# TASK INPUTS
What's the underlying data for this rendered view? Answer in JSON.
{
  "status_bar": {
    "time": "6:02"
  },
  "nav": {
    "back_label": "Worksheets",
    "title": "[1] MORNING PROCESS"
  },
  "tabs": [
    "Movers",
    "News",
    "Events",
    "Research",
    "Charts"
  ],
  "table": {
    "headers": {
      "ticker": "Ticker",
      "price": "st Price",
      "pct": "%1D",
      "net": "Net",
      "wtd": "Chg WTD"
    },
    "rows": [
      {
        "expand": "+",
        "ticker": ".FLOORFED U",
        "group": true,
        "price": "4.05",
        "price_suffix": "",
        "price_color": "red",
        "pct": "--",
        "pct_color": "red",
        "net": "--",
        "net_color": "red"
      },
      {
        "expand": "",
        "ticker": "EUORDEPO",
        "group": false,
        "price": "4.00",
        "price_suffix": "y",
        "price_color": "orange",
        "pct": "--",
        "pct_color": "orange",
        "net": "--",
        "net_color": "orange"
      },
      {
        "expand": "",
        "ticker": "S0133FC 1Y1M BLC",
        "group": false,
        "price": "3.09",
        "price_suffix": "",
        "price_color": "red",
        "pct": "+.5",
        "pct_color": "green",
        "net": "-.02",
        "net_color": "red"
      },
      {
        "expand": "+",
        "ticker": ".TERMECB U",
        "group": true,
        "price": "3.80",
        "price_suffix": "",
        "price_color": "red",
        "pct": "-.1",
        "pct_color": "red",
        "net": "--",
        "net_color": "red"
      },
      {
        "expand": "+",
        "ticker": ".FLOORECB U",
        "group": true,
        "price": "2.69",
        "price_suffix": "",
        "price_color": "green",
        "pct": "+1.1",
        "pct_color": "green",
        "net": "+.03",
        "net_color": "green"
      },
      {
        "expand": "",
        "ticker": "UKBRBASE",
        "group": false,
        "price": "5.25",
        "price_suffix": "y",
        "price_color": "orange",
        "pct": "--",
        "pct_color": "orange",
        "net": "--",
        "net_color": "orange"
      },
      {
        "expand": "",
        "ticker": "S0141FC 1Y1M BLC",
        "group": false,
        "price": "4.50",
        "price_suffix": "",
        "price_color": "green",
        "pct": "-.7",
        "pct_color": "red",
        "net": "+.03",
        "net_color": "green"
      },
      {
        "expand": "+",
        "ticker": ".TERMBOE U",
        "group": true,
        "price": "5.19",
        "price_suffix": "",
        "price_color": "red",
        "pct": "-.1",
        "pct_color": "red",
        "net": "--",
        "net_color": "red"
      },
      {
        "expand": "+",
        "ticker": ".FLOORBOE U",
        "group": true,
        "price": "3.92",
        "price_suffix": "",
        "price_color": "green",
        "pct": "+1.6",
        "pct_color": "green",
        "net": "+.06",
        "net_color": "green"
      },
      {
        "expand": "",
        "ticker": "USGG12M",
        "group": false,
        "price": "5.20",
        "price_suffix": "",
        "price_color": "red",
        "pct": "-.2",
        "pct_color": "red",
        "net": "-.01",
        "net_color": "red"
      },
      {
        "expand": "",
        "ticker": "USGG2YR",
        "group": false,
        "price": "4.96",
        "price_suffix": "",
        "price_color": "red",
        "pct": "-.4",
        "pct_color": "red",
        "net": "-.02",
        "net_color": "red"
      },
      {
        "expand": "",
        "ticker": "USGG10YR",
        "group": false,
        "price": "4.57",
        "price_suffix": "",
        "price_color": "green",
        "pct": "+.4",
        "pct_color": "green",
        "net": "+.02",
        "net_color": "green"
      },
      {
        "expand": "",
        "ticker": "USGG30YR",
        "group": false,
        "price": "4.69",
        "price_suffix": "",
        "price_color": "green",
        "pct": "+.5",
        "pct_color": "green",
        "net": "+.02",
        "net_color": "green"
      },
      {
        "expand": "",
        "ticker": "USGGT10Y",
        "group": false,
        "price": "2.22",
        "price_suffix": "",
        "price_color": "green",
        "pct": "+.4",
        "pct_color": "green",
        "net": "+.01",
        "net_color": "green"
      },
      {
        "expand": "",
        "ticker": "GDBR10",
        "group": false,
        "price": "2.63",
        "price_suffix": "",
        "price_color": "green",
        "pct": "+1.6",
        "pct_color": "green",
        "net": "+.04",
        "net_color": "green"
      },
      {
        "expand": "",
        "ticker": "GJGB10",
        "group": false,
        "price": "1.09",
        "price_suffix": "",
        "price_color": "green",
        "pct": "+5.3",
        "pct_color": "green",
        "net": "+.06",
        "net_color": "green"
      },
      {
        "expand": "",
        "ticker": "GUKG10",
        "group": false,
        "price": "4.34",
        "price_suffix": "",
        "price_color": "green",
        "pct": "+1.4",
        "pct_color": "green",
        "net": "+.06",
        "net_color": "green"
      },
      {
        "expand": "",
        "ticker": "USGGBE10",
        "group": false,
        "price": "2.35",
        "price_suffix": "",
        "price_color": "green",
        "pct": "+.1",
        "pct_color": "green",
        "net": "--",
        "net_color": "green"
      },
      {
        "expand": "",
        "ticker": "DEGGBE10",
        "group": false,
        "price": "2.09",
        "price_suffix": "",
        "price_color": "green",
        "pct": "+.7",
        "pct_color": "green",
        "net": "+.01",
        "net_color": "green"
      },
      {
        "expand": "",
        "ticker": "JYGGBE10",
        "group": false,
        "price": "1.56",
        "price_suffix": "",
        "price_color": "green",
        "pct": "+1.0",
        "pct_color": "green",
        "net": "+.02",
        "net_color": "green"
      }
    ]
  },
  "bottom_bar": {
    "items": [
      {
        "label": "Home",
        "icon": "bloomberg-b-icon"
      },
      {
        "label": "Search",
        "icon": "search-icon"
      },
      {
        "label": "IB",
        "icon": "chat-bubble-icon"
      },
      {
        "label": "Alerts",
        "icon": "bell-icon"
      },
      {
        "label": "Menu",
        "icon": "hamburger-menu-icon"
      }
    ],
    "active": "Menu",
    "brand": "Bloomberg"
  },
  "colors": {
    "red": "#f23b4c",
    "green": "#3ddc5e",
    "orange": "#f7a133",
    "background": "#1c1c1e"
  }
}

# WRITTEN EXERCISE
Write out the full listing, keeping every line exactly as it is.

# REPLY TO THE TASK
What's the underlying data for this rendered view? Answer in JSON.
{
  "status_bar": {
    "time": "6:02"
  },
  "nav": {
    "back_label": "Worksheets",
    "title": "[1] MORNING PROCESS"
  },
  "tabs": [
    "Movers",
    "News",
    "Events",
    "Research",
    "Charts"
  ],
  "table": {
    "headers": {
      "ticker": "Ticker",
      "price": "st Price",
      "pct": "%1D",
      "net": "Net",
      "wtd": "Chg WTD"
    },
    "rows": [
      {
        "expand": "+",
        "ticker": ".FLOORFED U",
        "group": true,
        "price": "4.05",
        "price_suffix": "",
        "price_color": "red",
        "pct": "--",
        "pct_color": "red",
        "net": "--",
        "net_color": "red"
      },
      {
        "expand": "",
        "ticker": "EUORDEPO",
        "group": false,
        "price": "4.00",
        "price_suffix": "y",
        "price_color": "orange",
        "pct": "--",
        "pct_color": "orange",
        "net": "--",
        "net_color": "orange"
      },
      {
        "expand": "",
        "ticker": "S0133FC 1Y1M BLC",
        "group": false,
        "price": "3.09",
        "price_suffix": "",
        "price_color": "red",
        "pct": "+.5",
        "pct_color": "green",
        "net": "-.02",
        "net_color": "red"
      },
      {
        "expand": "+",
        "ticker": ".TERMECB U",
        "group": true,
        "price": "3.80",
        "price_suffix": "",
        "price_color": "red",
        "pct": "-.1",
        "pct_color": "red",
        "net": "--",
        "net_color": "red"
      },
      {
        "expand": "+",
        "ticker": ".FLOORECB U",
        "group": true,
        "price": "2.69",
        "price_suffix": "",
        "price_color": "green",
        "pct": "+1.1",
        "pct_color": "green",
        "net": "+.03",
        "net_color": "green"
      },
      {
        "expand": "",
        "ticker": "UKBRBASE",
        "group": false,
        "price": "5.25",
        "price_suffix": "y",
        "price_color": "orange",
        "pct": "--",
        "pct_color": "orange",
        "net": "--",
        "net_color": "orange"
      },
      {
        "expand": "",
        "ticker": "S0141FC 1Y1M BLC",
        "group": false,
        "price": "4.50",
        "price_suffix": "",
        "price_color": "green",
        "pct": "-.7",
        "pct_color": "red",
        "net": "+.03",
        "net_color": "green"
      },
      {
        "expand": "+",
        "ticker": ".TERMBOE U",
        "group": true,
        "price": "5.19",
        "price_suffix": "",
        "price_color": "red",
        "pct": "-.1",
        "pct_color": "red",
        "net": "--",
        "net_color": "red"
      },
      {
        "expand": "+",
        "ticker": ".FLOORBOE U",
        "group": true,
        "price": "3.92",
        "price_suffix": "",
        "price_color": "green",
        "pct": "+1.6",
        "pct_color": "green",
        "net": "+.06",
        "net_color": "green"
      },
      {
        "expand": "",
        "ticker": "USGG12M",
        "group": false,
        "price": "5.20",
        "price_suffix": "",
        "price_color": "red",
        "pct": "-.2",
        "pct_color": "red",
        "net": "-.01",
        "net_color": "red"
      },
      {
        "expand": "",
        "ticker": "USGG2YR",
        "group": false,
        "price": "4.96",
        "price_suffix": "",
        "price_color": "red",
        "pct": "-.4",
        "pct_color": "red",
        "net": "-.02",
        "net_color": "red"
      },
      {
        "expand": "",
        "ticker": "USGG10YR",
        "group": false,
        "price": "4.57",
        "price_suffix": "",
        "price_color": "green",
        "pct": "+.4",
        "pct_color": "green",
        "net": "+.02",
        "net_color": "green"
      },
      {
        "expand": "",
        "ticker": "USGG30YR",
        "group": false,
        "price": "4.69",
        "price_suffix": "",
        "price_color": "green",
        "pct": "+.5",
        "pct_color": "green",
        "net": "+.02",
        "net_color": "green"
      },
      {
        "expand": "",
        "ticker": "USGGT10Y",
        "group": false,
        "price": "2.22",
        "price_suffix": "",
        "price_color": "green",
        "pct": "+.4",
        "pct_color": "green",
        "net": "+.01",
        "net_color": "green"
      },
      {
        "expand": "",
        "ticker": "GDBR10",
        "group": false,
        "price": "2.63",
        "price_suffix": "",
        "price_color": "green",
        "pct": "+1.6",
        "pct_color": "green",
        "net": "+.04",
        "net_color": "green"
      },
      {
        "expand": "",
        "ticker": "GJGB10",
        "group": false,
        "price": "1.09",
        "price_suffix": "",
        "price_color": "green",
        "pct": "+5.3",
        "pct_color": "green",
        "net": "+.06",
        "net_color": "green"
      },
      {
        "expand": "",
        "ticker": "GUKG10",
        "group": false,
        "price": "4.34",
        "price_suffix": "",
        "price_color": "green",
        "pct": "+1.4",
        "pct_color": "green",
        "net": "+.06",
        "net_color": "green"
      },
      {
        "expand": "",
        "ticker": "USGGBE10",
        "group": false,
        "price": "2.35",
        "price_suffix": "",
        "price_color": "green",
        "pct": "+.1",
        "pct_color": "green",
        "net": "--",
        "net_color": "green"
      },
      {
        "expand": "",
        "ticker": "DEGGBE10",
        "group": false,
        "price": "2.09",
        "price_suffix": "",
        "price_color": "green",
        "pct": "+.7",
        "pct_color": "green",
        "net": "+.01",
        "net_color": "green"
      },
      {
        "expand": "",
        "ticker": "JYGGBE10",
        "group": false,
        "price": "1.56",
        "price_suffix": "",
        "price_color": "green",
        "pct": "+1.0",
        "pct_color": "green",
        "net": "+.02",
        "net_color": "green"
      }
    ]
  },
  "bottom_bar": {
    "items": [
      {
        "label": "Home",
        "icon": "bloomberg-b-icon"
      },
      {
        "label": "Search",
        "icon": "search-icon"
      },
      {
        "label": "IB",
        "icon": "chat-bubble-icon"
      },
      {
        "label": "Alerts",
        "icon": "bell-icon"
      },
      {
        "label": "Menu",
        "icon": "hamburger-menu-icon"
      }
    ],
    "active": "Menu",
    "brand": "Bloomberg"
  },
  "colors": {
    "red": "#f23b4c",
    "green": "#3ddc5e",
    "orange": "#f7a133",
    "background": "#1c1c1e"
  }
}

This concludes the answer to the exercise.